Written request: Search the records that follow and extract every line containing the string "highlightthickness".

Stored data:
━━━━━━━━━━━━━━━━

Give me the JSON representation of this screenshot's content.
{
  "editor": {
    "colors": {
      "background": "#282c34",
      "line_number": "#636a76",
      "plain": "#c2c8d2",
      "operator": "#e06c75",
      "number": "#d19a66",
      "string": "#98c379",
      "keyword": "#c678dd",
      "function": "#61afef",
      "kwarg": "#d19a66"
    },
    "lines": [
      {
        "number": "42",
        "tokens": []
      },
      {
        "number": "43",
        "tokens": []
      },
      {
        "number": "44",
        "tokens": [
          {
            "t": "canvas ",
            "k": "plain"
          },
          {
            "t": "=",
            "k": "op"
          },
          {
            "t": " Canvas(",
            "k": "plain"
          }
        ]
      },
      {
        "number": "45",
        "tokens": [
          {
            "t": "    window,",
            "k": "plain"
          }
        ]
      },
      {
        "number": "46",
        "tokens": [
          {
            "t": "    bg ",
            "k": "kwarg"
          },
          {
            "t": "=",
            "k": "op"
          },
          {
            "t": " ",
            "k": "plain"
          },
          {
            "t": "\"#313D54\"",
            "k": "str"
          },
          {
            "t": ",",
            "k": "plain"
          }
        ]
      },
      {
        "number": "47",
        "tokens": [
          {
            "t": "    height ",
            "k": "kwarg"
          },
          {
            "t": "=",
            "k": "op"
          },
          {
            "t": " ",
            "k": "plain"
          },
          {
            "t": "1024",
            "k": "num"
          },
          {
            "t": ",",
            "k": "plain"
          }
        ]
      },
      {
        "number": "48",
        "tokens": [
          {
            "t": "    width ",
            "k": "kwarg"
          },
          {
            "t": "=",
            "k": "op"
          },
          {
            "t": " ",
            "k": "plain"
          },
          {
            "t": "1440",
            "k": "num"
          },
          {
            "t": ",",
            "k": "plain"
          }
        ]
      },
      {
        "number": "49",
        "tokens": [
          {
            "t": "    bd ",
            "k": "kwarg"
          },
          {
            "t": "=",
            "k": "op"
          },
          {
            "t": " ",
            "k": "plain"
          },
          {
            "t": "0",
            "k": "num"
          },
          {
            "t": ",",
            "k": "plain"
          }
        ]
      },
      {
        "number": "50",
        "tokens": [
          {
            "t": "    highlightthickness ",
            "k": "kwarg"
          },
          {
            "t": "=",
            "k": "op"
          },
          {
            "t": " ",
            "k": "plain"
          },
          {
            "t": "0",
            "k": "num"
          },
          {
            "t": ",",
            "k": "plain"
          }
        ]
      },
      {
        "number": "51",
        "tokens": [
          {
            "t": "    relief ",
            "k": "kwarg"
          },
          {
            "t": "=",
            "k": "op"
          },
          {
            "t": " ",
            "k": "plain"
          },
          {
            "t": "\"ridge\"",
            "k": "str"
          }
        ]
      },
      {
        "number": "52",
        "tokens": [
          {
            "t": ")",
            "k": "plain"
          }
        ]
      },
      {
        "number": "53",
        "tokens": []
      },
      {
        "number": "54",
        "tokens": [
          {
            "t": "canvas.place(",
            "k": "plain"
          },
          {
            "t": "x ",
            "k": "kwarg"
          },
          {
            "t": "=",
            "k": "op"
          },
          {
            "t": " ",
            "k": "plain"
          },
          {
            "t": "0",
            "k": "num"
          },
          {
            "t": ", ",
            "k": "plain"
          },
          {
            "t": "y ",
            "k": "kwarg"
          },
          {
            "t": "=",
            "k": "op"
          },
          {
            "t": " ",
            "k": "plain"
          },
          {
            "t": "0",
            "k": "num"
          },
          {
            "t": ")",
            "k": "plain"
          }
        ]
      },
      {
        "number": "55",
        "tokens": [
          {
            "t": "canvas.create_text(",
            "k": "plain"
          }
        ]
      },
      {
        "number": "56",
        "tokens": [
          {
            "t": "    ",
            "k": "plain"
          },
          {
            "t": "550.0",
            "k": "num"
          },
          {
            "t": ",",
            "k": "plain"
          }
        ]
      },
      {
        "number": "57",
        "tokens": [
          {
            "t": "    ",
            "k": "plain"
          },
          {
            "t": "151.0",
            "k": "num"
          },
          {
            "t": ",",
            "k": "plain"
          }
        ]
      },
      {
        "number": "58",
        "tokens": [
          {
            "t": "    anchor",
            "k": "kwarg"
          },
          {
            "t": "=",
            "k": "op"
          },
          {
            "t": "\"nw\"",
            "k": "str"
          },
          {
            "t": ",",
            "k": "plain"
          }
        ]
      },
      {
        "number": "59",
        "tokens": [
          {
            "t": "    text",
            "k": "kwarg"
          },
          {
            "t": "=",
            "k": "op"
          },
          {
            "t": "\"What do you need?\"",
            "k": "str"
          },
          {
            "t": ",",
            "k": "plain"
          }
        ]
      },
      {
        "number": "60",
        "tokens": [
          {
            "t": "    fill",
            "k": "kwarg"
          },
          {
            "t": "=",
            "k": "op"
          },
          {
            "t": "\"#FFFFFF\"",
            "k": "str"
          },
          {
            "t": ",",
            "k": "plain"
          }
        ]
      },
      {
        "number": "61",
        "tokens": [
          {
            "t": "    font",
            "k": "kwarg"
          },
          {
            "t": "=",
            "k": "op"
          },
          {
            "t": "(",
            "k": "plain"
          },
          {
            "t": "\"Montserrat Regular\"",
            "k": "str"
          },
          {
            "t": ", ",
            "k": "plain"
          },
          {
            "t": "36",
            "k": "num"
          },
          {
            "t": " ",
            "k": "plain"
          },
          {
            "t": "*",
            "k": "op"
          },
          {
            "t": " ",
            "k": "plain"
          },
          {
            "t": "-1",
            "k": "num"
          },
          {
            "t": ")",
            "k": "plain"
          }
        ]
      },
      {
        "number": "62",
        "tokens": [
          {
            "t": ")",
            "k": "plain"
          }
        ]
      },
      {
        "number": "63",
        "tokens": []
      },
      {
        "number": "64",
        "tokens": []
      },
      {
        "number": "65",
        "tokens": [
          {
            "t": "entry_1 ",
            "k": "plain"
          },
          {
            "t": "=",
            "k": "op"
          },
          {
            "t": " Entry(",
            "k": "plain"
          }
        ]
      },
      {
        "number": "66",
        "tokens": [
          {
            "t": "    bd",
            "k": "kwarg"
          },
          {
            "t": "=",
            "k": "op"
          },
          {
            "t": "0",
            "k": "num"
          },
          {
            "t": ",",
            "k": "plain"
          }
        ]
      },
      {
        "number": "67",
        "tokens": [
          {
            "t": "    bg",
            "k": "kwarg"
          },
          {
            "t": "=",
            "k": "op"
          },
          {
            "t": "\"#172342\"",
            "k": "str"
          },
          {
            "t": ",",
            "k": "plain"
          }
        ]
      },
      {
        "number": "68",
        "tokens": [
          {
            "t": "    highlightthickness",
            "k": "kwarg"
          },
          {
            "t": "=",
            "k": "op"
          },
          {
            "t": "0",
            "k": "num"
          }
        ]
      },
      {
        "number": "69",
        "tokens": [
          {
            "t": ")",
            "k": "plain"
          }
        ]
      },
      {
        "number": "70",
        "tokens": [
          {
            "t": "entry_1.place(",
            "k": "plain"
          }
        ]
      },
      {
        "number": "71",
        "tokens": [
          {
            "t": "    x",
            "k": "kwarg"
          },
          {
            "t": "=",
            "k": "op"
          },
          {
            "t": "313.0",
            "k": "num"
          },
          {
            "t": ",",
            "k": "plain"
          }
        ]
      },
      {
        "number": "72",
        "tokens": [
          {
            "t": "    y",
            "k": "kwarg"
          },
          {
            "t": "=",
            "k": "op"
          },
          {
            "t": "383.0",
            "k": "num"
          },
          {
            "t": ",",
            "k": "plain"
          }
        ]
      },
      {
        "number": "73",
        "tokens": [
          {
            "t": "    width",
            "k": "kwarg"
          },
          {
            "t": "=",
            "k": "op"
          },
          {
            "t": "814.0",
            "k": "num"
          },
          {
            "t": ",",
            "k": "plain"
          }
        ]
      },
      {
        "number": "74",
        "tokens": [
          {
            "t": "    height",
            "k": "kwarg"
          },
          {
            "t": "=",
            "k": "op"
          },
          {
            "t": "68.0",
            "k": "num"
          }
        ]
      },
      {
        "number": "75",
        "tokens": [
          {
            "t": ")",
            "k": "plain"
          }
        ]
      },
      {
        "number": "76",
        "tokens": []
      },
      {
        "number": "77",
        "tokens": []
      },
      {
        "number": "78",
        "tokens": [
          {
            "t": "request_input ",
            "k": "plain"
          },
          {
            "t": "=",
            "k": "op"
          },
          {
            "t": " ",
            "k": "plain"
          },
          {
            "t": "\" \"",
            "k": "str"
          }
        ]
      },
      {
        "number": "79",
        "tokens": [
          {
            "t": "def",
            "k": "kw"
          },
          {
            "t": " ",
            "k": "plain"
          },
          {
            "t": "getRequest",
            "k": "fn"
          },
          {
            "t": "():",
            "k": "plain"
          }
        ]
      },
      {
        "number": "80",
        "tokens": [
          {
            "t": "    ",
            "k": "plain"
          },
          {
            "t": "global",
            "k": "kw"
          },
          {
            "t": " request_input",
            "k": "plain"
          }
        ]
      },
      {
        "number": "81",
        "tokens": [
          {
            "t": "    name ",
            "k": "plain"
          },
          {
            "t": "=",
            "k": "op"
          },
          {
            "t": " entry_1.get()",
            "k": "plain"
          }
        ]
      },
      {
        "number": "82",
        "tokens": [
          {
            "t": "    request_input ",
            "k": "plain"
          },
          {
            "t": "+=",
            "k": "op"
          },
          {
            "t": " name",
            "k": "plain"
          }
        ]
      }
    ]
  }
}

━━━━━━━━━━━━━━━━

Solution to the exercise:
            "t": "    highlightthickness ",
            "t": "    highlightthickness",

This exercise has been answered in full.